**WHAT THE EXERCISE ASKS**
Omit every picture and return the rest of the data unaltered.

=== DATA FOR THIS TASK ===

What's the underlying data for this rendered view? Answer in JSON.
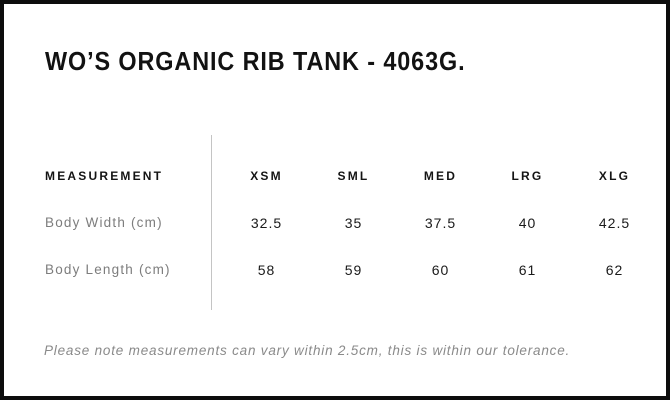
{
  "title": "WO’S ORGANIC RIB TANK - 4063G.",
  "table": {
    "measurement_header": "MEASUREMENT",
    "columns": [
      "XSM",
      "SML",
      "MED",
      "LRG",
      "XLG"
    ],
    "rows": [
      {
        "label": "Body Width (cm)",
        "values": [
          "32.5",
          "35",
          "37.5",
          "40",
          "42.5"
        ]
      },
      {
        "label": "Body Length (cm)",
        "values": [
          "58",
          "59",
          "60",
          "61",
          "62"
        ]
      }
    ]
  },
  "note": "Please note measurements can vary within 2.5cm, this is within our tolerance.",
  "colors": {
    "border": "#0d0d0d",
    "heading_text": "#121212",
    "value_text": "#1a1a1a",
    "row_label_gray": "#7d7d7d",
    "note_gray": "#8a8a8a",
    "divider_gray": "#c4c4c4",
    "background": "#ffffff"
  },
  "chart_data": {
    "type": "table",
    "title": "WO’S ORGANIC RIB TANK - 4063G.",
    "columns": [
      "MEASUREMENT",
      "XSM",
      "SML",
      "MED",
      "LRG",
      "XLG"
    ],
    "rows": [
      [
        "Body Width (cm)",
        32.5,
        35,
        37.5,
        40,
        42.5
      ],
      [
        "Body Length (cm)",
        58,
        59,
        60,
        61,
        62
      ]
    ],
    "footnote": "Please note measurements can vary within 2.5cm, this is within our tolerance.",
    "layout": {
      "divider_between_label_and_sizes": true,
      "gridlines": "none"
    }
  }
}
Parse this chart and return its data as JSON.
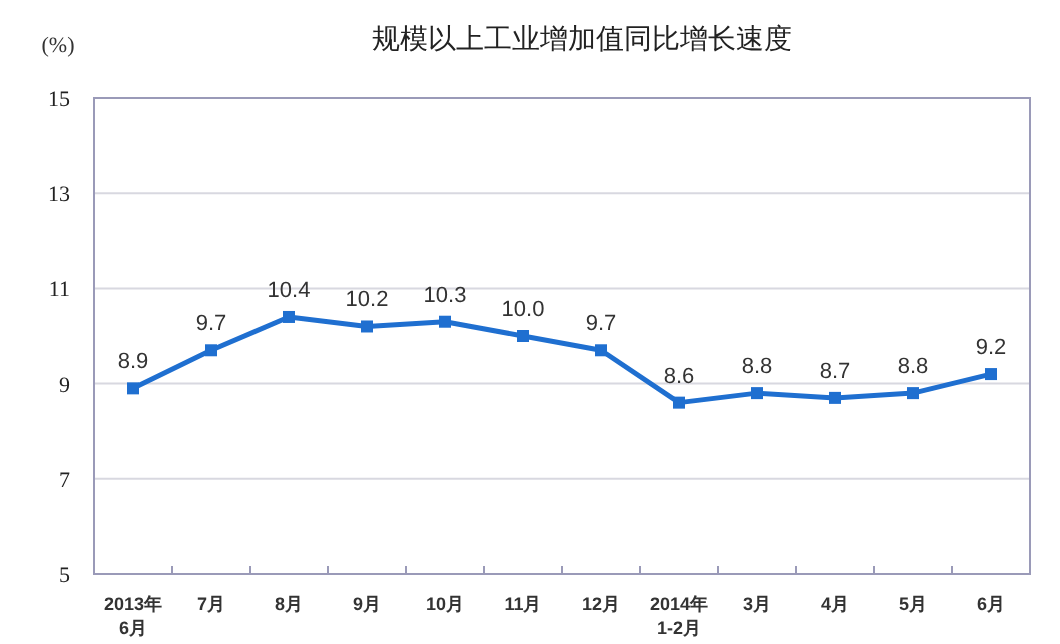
{
  "chart_data": {
    "type": "line",
    "title": "规模以上工业增加值同比增长速度",
    "ylabel": "(%)",
    "categories": [
      "2013年\n6月",
      "7月",
      "8月",
      "9月",
      "10月",
      "11月",
      "12月",
      "2014年\n1-2月",
      "3月",
      "4月",
      "5月",
      "6月"
    ],
    "series": [
      {
        "color": "#1f6fd0",
        "values": [
          8.9,
          9.7,
          10.4,
          10.2,
          10.3,
          10.0,
          9.7,
          8.6,
          8.8,
          8.7,
          8.8,
          9.2
        ],
        "value_labels": [
          "8.9",
          "9.7",
          "10.4",
          "10.2",
          "10.3",
          "10.0",
          "9.7",
          "8.6",
          "8.8",
          "8.7",
          "8.8",
          "9.2"
        ]
      }
    ],
    "ylim": [
      5,
      15
    ],
    "yticks": [
      5,
      7,
      9,
      11,
      13,
      15
    ],
    "grid": "y",
    "marker": "square",
    "line_style": "solid"
  }
}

===

**FINAL RESULT**
What's the underlying data for this rendered view? Answer in JSON.
{
  "title": "WO’S ORGANIC RIB TANK - 4063G.",
  "table": {
    "measurement_header": "MEASUREMENT",
    "columns": [
      "XSM",
      "SML",
      "MED",
      "LRG",
      "XLG"
    ],
    "rows": [
      {
        "label": "Body Width (cm)",
        "values": [
          "32.5",
          "35",
          "37.5",
          "40",
          "42.5"
        ]
      },
      {
        "label": "Body Length (cm)",
        "values": [
          "58",
          "59",
          "60",
          "61",
          "62"
        ]
      }
    ]
  },
  "note": "Please note measurements can vary within 2.5cm, this is within our tolerance.",
  "colors": {
    "border": "#0d0d0d",
    "heading_text": "#121212",
    "value_text": "#1a1a1a",
    "row_label_gray": "#7d7d7d",
    "note_gray": "#8a8a8a",
    "divider_gray": "#c4c4c4",
    "background": "#ffffff"
  },
  "chart_data": {
    "type": "table",
    "title": "WO’S ORGANIC RIB TANK - 4063G.",
    "columns": [
      "MEASUREMENT",
      "XSM",
      "SML",
      "MED",
      "LRG",
      "XLG"
    ],
    "rows": [
      [
        "Body Width (cm)",
        32.5,
        35,
        37.5,
        40,
        42.5
      ],
      [
        "Body Length (cm)",
        58,
        59,
        60,
        61,
        62
      ]
    ],
    "footnote": "Please note measurements can vary within 2.5cm, this is within our tolerance.",
    "layout": {
      "divider_between_label_and_sizes": true,
      "gridlines": "none"
    }
  }
}
Parse this chart and return its data as JSON.
{
  "chart_data": {
    "type": "line",
    "title": "规模以上工业增加值同比增长速度",
    "ylabel": "(%)",
    "categories": [
      "2013年\n6月",
      "7月",
      "8月",
      "9月",
      "10月",
      "11月",
      "12月",
      "2014年\n1-2月",
      "3月",
      "4月",
      "5月",
      "6月"
    ],
    "series": [
      {
        "color": "#1f6fd0",
        "values": [
          8.9,
          9.7,
          10.4,
          10.2,
          10.3,
          10.0,
          9.7,
          8.6,
          8.8,
          8.7,
          8.8,
          9.2
        ],
        "value_labels": [
          "8.9",
          "9.7",
          "10.4",
          "10.2",
          "10.3",
          "10.0",
          "9.7",
          "8.6",
          "8.8",
          "8.7",
          "8.8",
          "9.2"
        ]
      }
    ],
    "ylim": [
      5,
      15
    ],
    "yticks": [
      5,
      7,
      9,
      11,
      13,
      15
    ],
    "grid": "y",
    "marker": "square",
    "line_style": "solid"
  }
}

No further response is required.